Records from a dataset
★ ★ ★ ★ ★ ★ ★

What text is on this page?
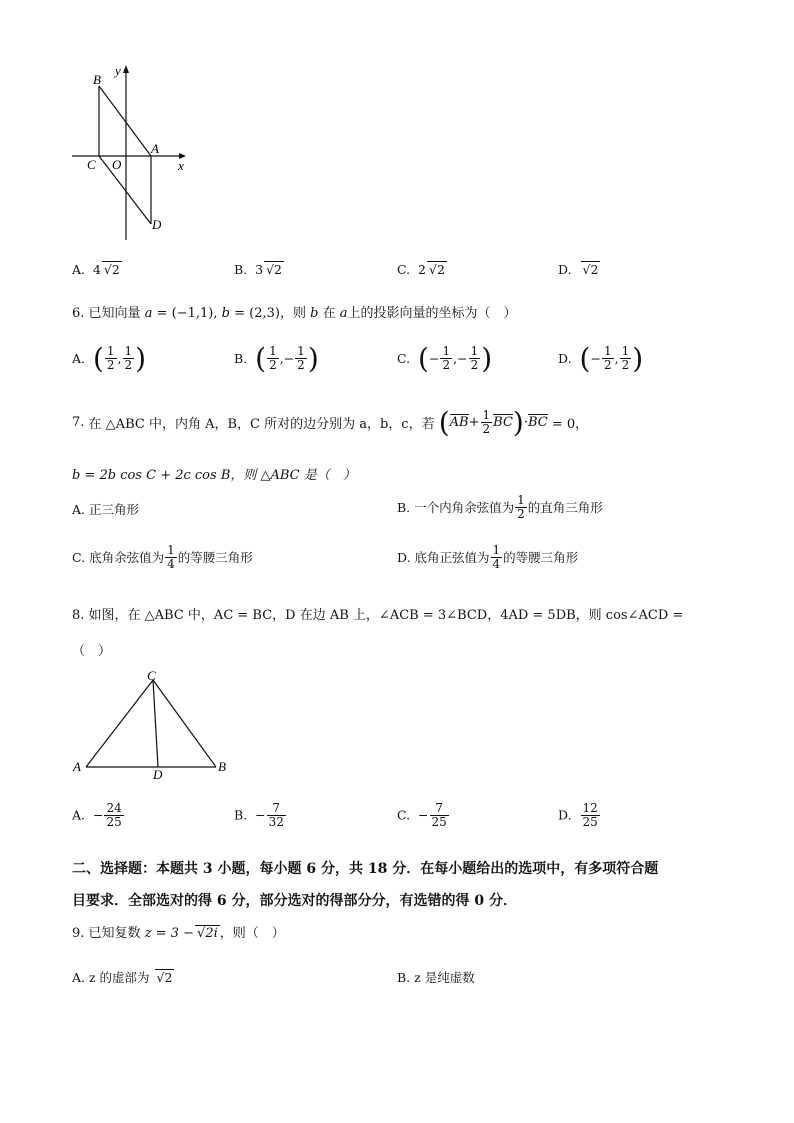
B
y
C O
A
x
D
A. 4 √2	B. 3 √2	C. 2 √2	D. √2
6. 已知向量 a = (−1,1), b = (2,3)，则 b 在 a上的投影向量的坐标为（　）
A. ( $\frac{1}{2}$ , $\frac{1}{2}$ )	B. ( $\frac{1}{2}$ ,− $\frac{1}{2}$ )	C. (− $\frac{1}{2}$ ,− $\frac{1}{2}$ )	D. (− $\frac{1}{2}$ , $\frac{1}{2}$ )
7. 在 △ABC 中，内角 A，B，C 所对的边分别为 a，b，c，若 $(AB+ \frac{1}{2} BC)\cdot BC = 0$，
b = 2b cos C + 2c cos B，则 △ABC 是（　）
A. 正三角形	B. 一个内角余弦值为 $\frac{1}{2}$ 的直角三角形
C. 底角余弦值为 $\frac{1}{4}$ 的等腰三角形	D. 底角正弦值为 $\frac{1}{4}$ 的等腰三角形
8. 如图，在 △ABC 中，AC = BC，D 在边 AB 上，∠ACB = 3∠BCD，4AD = 5DB，则 cos∠ACD =
（　）
C
A
D
B
A. − $\frac{24}{25}$	B. − $\frac{7}{32}$	C. − $\frac{7}{25}$	D. $\frac{12}{25}$
二、选择题：本题共 3 小题，每小题 6 分，共 18 分．在每小题给出的选项中，有多项符合题
目要求．全部选对的得 6 分，部分选对的得部分分，有选错的得 0 分．
9. 已知复数 z = 3 − √2i ，则（　）
A. z 的虚部为 √2	B. z 是纯虚数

★ ★ ★ ★ ★ ★ ★

What you will do
Reproduce the listing word for word and omit its pictures.

Complete answer
What text is on this page?
B
y
C O
A
x
D
A. 4 √2	B. 3 √2	C. 2 √2	D. √2
6. 已知向量 a = (−1,1), b = (2,3)，则 b 在 a上的投影向量的坐标为（　）
A. ( $\frac{1}{2}$ , $\frac{1}{2}$ )	B. ( $\frac{1}{2}$ ,− $\frac{1}{2}$ )	C. (− $\frac{1}{2}$ ,− $\frac{1}{2}$ )	D. (− $\frac{1}{2}$ , $\frac{1}{2}$ )
7. 在 △ABC 中，内角 A，B，C 所对的边分别为 a，b，c，若 $(AB+ \frac{1}{2} BC)\cdot BC = 0$，
b = 2b cos C + 2c cos B，则 △ABC 是（　）
A. 正三角形	B. 一个内角余弦值为 $\frac{1}{2}$ 的直角三角形
C. 底角余弦值为 $\frac{1}{4}$ 的等腰三角形	D. 底角正弦值为 $\frac{1}{4}$ 的等腰三角形
8. 如图，在 △ABC 中，AC = BC，D 在边 AB 上，∠ACB = 3∠BCD，4AD = 5DB，则 cos∠ACD =
（　）
C
A
D
B
A. − $\frac{24}{25}$	B. − $\frac{7}{32}$	C. − $\frac{7}{25}$	D. $\frac{12}{25}$
二、选择题：本题共 3 小题，每小题 6 分，共 18 分．在每小题给出的选项中，有多项符合题
目要求．全部选对的得 6 分，部分选对的得部分分，有选错的得 0 分．
9. 已知复数 z = 3 − √2i ，则（　）
A. z 的虚部为 √2	B. z 是纯虚数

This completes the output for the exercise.